**PROBLEM:** Find every line containing the word "Power" and report the count, nothing more.

Figure content listings
::::::::::
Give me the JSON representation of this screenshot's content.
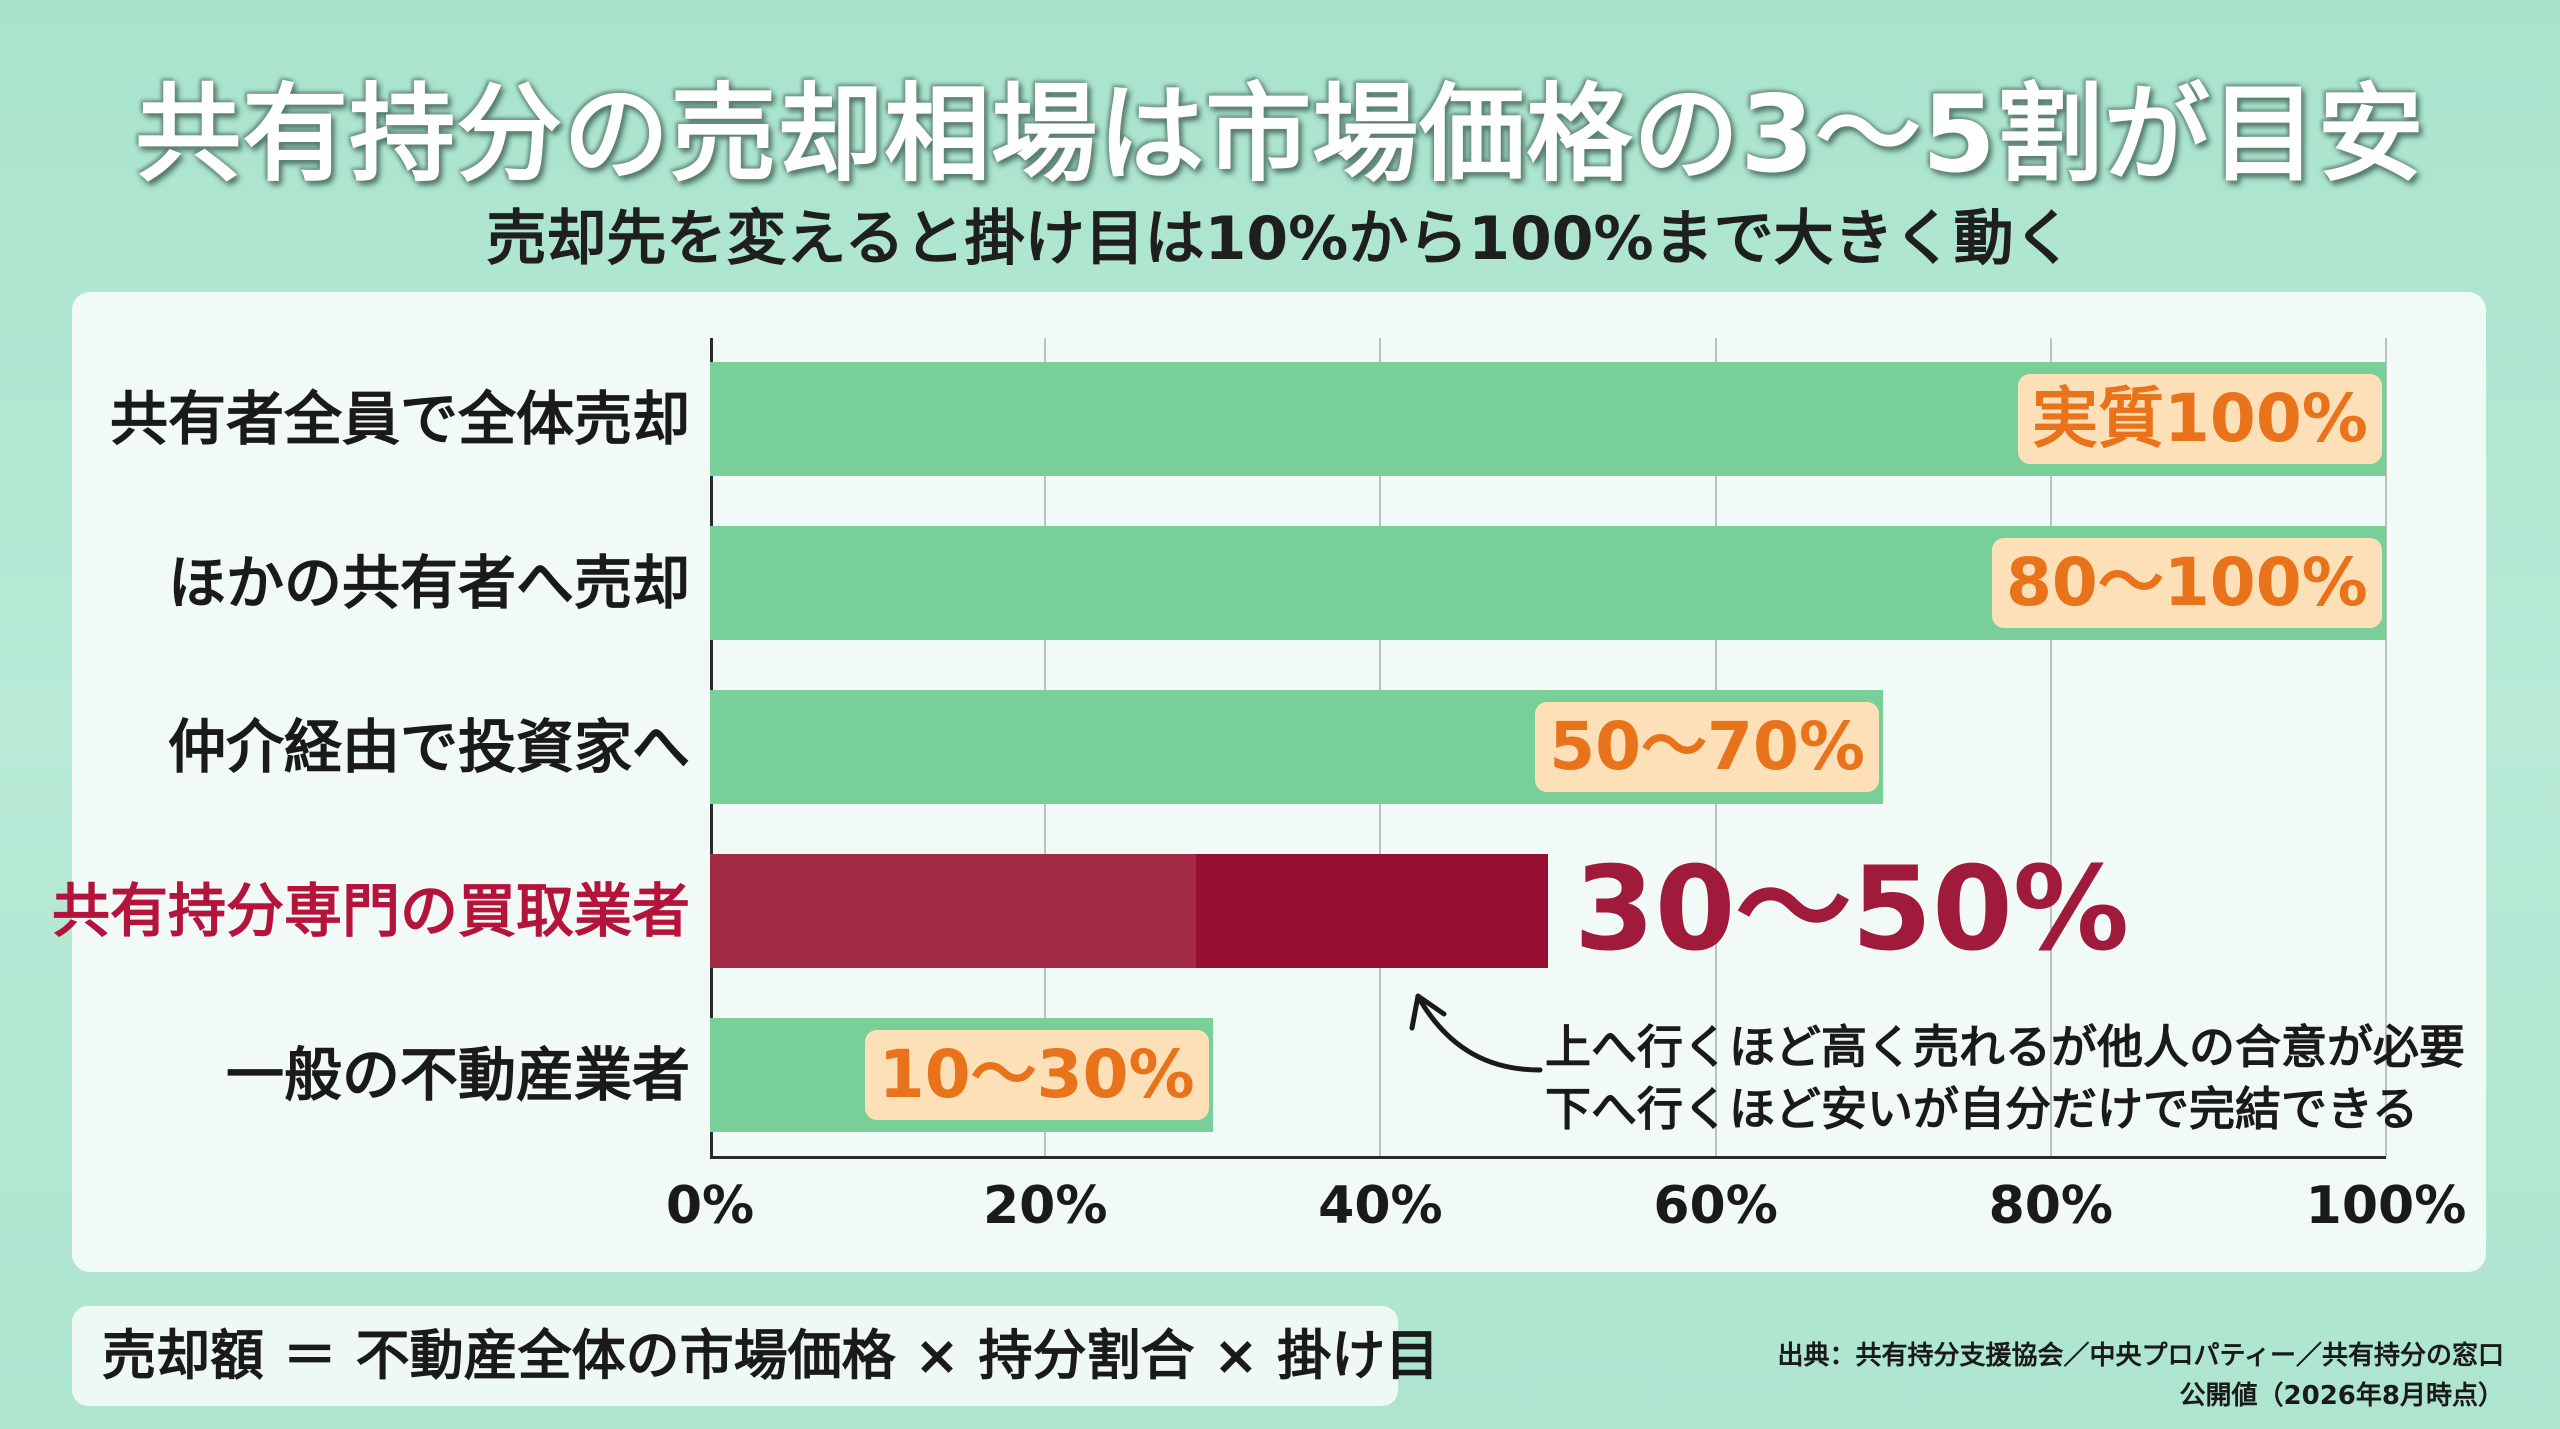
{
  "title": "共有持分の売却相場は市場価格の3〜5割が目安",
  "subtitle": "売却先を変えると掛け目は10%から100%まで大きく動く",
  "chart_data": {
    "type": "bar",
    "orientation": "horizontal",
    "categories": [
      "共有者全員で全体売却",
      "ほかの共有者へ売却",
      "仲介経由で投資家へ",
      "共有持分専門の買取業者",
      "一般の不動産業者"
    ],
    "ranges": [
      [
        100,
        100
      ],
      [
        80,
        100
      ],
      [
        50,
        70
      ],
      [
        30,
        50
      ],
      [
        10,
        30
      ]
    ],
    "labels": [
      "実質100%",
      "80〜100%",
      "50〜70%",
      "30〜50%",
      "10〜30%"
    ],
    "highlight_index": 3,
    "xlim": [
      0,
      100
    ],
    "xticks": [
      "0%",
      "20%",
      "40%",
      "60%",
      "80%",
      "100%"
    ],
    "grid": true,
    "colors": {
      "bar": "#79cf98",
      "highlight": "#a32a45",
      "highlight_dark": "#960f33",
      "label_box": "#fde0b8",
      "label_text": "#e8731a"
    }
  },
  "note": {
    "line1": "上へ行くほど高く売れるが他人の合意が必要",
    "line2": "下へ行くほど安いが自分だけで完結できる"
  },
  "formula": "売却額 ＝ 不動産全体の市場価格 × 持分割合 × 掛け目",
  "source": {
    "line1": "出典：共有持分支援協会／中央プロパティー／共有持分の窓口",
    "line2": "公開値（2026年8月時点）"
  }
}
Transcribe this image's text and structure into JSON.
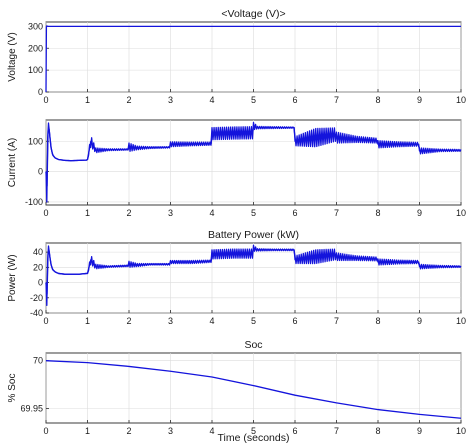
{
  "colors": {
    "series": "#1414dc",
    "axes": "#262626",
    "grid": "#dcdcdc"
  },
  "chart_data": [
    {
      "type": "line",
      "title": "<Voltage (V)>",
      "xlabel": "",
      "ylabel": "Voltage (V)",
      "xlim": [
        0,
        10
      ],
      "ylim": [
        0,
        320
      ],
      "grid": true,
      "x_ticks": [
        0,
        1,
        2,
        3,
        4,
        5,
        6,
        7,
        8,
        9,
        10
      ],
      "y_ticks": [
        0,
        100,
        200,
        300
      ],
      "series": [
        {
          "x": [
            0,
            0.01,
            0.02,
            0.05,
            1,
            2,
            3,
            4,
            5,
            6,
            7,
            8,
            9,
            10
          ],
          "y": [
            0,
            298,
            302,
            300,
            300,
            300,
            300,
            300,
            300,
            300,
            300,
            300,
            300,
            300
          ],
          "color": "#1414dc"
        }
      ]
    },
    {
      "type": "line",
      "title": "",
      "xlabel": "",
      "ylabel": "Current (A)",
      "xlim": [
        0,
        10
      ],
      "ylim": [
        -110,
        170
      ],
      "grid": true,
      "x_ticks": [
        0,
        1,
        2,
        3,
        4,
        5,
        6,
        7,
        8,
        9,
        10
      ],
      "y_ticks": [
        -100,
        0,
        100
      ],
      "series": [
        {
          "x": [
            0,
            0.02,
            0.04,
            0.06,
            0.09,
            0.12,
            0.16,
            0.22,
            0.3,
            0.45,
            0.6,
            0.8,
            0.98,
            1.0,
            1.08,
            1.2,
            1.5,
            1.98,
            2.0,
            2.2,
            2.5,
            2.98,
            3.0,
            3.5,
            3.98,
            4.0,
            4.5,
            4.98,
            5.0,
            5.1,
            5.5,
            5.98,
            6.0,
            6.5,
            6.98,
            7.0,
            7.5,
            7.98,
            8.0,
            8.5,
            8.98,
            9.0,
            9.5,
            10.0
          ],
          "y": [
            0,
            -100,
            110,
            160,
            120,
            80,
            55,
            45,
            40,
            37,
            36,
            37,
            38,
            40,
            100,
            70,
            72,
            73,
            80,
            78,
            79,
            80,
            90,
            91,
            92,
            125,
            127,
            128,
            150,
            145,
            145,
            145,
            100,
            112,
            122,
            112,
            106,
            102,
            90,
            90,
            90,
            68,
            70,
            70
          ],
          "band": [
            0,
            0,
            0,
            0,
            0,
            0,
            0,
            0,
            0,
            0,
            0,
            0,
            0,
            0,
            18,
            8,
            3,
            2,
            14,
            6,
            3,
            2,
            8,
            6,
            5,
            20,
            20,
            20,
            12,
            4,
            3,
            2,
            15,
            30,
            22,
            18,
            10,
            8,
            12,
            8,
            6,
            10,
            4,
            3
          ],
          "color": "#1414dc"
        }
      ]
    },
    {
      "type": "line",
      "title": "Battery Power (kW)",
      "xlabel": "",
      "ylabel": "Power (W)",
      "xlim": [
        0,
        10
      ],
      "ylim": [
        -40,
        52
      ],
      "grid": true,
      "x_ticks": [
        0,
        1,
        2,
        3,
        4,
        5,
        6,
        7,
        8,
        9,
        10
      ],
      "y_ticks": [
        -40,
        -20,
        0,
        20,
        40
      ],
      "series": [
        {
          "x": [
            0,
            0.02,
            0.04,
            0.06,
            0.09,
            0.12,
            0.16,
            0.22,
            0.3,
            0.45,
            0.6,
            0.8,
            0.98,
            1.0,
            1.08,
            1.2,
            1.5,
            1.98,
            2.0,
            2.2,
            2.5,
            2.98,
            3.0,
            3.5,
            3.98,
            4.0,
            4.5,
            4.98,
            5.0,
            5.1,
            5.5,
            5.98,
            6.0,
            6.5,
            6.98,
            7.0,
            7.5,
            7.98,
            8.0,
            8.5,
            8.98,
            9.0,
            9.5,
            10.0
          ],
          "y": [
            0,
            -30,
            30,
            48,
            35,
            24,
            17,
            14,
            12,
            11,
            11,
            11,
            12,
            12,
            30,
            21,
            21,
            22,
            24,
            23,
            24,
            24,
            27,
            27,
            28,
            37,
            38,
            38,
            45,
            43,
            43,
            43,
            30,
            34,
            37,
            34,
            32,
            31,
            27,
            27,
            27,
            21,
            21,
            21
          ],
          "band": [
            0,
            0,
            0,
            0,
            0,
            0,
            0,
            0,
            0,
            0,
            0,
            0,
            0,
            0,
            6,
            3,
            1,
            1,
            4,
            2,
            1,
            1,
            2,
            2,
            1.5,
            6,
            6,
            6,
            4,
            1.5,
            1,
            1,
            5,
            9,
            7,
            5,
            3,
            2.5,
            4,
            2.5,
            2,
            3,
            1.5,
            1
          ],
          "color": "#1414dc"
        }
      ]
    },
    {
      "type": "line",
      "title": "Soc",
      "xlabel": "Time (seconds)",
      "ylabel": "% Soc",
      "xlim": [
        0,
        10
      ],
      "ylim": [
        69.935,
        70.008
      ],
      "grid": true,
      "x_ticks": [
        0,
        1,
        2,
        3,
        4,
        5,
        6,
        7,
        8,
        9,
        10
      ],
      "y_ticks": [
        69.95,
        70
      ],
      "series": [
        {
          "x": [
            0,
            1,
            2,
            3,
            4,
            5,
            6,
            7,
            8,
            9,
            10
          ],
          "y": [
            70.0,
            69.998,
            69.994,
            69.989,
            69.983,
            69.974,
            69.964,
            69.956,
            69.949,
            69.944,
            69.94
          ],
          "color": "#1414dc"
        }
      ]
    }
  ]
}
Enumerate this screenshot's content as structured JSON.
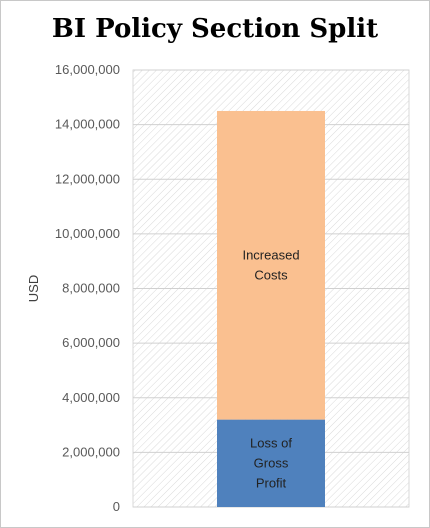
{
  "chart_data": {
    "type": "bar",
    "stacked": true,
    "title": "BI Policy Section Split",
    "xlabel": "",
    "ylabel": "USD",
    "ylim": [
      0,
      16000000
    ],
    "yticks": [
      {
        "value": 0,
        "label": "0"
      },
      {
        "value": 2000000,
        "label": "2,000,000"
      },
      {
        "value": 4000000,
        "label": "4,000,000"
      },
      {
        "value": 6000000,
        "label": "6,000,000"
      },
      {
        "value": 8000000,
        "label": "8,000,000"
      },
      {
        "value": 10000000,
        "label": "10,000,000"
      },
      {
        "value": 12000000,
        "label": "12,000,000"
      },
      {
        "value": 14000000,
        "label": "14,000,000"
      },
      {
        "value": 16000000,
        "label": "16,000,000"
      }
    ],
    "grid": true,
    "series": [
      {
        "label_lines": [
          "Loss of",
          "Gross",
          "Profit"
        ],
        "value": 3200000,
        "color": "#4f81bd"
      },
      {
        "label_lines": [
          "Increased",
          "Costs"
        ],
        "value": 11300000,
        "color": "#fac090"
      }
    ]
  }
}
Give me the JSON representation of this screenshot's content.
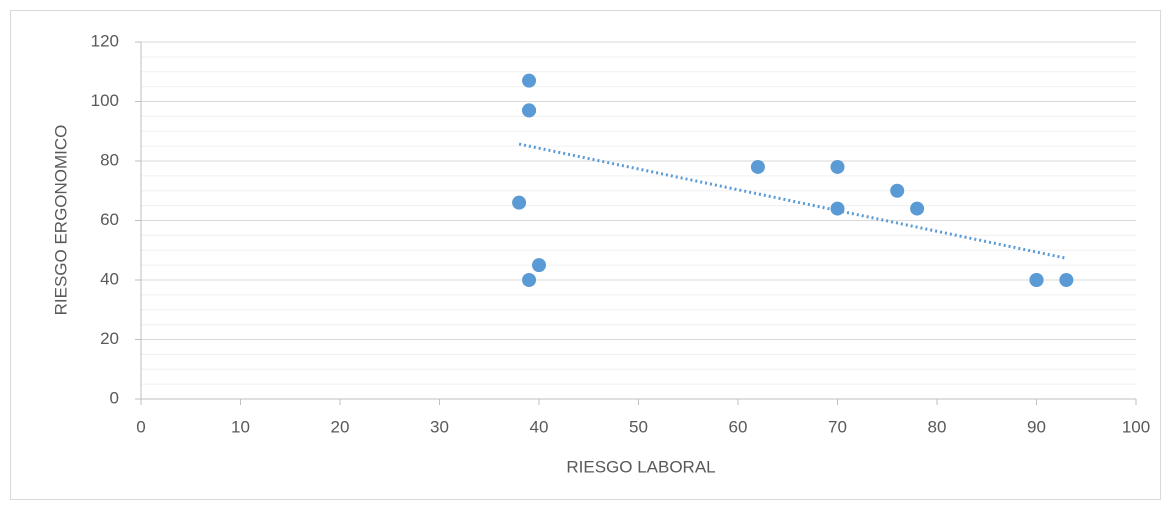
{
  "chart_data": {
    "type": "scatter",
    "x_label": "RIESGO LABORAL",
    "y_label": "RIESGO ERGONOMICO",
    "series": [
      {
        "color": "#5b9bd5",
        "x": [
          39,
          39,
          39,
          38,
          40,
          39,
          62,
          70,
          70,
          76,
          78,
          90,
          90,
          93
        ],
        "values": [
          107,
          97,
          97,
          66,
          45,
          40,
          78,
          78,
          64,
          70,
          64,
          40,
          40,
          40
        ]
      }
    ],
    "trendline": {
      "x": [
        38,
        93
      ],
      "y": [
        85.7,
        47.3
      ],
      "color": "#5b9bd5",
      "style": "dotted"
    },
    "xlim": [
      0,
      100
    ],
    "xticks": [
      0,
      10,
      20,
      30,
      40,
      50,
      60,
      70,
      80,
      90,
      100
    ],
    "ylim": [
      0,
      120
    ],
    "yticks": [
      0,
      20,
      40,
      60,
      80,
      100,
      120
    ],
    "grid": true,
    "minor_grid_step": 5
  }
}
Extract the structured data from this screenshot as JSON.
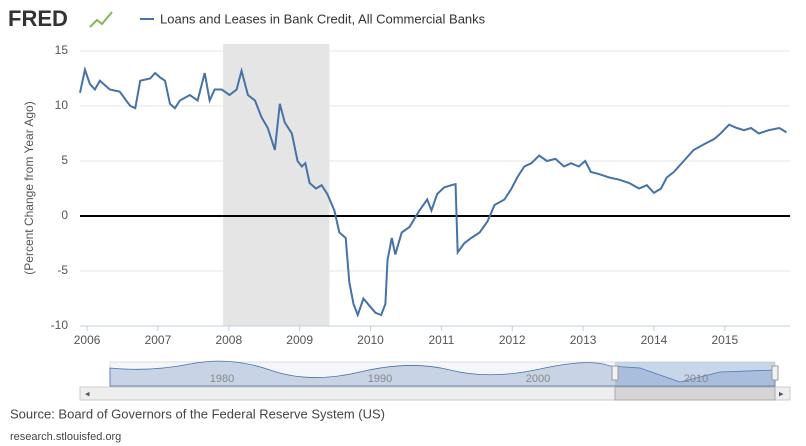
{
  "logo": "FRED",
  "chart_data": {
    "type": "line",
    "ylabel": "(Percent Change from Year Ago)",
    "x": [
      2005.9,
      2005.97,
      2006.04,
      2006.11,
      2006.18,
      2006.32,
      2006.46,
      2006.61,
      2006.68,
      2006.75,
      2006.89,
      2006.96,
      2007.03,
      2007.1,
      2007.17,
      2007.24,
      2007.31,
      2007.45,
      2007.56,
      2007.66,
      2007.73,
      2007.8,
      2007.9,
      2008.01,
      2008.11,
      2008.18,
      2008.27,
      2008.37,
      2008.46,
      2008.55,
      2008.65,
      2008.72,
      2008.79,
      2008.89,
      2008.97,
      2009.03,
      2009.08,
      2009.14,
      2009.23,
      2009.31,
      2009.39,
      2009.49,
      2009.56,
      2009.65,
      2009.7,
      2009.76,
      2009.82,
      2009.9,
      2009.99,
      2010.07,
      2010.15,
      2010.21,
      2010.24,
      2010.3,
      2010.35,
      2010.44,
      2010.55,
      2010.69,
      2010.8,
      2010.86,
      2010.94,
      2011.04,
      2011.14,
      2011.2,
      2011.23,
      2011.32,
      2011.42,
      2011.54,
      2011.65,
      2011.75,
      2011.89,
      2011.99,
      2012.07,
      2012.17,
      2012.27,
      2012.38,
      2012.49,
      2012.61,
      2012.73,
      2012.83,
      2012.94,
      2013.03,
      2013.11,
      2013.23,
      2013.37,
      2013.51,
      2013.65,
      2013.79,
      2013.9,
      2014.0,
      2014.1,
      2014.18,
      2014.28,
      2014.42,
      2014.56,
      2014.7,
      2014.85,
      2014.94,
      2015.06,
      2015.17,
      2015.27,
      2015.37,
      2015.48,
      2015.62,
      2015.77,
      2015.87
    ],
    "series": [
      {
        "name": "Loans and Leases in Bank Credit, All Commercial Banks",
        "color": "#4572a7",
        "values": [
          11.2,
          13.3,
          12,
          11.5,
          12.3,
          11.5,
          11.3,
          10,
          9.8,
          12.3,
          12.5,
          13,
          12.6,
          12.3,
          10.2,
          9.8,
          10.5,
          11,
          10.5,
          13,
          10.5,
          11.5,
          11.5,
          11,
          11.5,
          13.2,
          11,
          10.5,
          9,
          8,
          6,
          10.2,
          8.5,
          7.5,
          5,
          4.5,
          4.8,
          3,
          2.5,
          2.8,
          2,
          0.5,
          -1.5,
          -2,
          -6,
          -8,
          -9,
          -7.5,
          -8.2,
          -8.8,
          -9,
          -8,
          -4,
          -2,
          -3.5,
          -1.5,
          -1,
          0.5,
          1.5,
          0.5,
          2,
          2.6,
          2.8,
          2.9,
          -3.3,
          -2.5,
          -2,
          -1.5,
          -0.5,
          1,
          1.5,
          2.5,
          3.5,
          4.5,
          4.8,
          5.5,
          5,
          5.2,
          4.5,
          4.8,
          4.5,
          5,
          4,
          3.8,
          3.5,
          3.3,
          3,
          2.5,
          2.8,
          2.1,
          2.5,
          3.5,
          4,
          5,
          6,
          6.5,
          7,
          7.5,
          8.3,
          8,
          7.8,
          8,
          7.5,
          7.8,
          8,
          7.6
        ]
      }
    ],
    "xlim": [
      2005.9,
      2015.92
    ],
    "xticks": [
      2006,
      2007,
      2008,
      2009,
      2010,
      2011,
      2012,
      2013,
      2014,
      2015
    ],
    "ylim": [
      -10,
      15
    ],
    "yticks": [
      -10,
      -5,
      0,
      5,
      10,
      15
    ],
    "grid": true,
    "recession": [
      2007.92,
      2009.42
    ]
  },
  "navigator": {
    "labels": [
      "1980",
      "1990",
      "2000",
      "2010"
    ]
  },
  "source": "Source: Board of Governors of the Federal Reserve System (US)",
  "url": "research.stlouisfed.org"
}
::::::::::
**COMPLETE RESPONSE:** 2